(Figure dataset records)
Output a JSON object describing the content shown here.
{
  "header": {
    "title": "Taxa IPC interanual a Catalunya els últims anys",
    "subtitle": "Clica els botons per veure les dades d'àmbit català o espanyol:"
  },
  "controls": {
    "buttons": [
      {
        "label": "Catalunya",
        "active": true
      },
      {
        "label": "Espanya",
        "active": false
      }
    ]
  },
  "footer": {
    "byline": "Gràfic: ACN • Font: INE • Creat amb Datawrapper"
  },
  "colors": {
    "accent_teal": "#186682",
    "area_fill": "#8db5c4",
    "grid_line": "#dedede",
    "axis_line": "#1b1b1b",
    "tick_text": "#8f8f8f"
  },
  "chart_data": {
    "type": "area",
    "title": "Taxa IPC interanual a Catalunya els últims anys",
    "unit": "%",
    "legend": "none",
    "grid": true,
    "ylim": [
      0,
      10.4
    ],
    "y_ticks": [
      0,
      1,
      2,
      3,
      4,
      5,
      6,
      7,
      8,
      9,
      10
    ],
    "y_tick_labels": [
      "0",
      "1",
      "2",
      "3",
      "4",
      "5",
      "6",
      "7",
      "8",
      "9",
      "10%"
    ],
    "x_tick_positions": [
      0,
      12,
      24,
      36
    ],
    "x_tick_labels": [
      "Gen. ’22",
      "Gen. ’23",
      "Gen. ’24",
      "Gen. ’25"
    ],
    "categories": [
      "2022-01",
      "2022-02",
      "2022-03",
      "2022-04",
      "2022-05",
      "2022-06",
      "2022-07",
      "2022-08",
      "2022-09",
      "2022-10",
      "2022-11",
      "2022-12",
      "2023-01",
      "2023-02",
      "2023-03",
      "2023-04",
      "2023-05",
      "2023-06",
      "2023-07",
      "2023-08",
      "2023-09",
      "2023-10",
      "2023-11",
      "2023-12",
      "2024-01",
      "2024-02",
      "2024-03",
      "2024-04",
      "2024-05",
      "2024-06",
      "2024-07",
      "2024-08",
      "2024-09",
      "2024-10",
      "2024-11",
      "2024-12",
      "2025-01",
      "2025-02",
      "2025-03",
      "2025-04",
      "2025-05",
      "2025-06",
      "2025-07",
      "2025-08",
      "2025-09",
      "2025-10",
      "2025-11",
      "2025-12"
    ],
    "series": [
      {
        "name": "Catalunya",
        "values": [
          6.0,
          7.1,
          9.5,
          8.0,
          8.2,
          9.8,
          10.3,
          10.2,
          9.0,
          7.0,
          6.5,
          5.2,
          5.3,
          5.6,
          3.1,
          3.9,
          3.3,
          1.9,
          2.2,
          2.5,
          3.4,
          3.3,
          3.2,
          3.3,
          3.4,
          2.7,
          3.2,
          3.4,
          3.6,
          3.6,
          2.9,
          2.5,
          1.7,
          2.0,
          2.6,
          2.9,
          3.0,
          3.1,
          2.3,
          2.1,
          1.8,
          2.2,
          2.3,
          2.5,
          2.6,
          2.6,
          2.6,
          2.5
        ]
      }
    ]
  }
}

To be done:
From the entries, copy out each line containing the word "Catalunya".

Full output:
    "title": "Taxa IPC interanual a Catalunya els últims anys",
        "label": "Catalunya",
    "title": "Taxa IPC interanual a Catalunya els últims anys",
        "name": "Catalunya",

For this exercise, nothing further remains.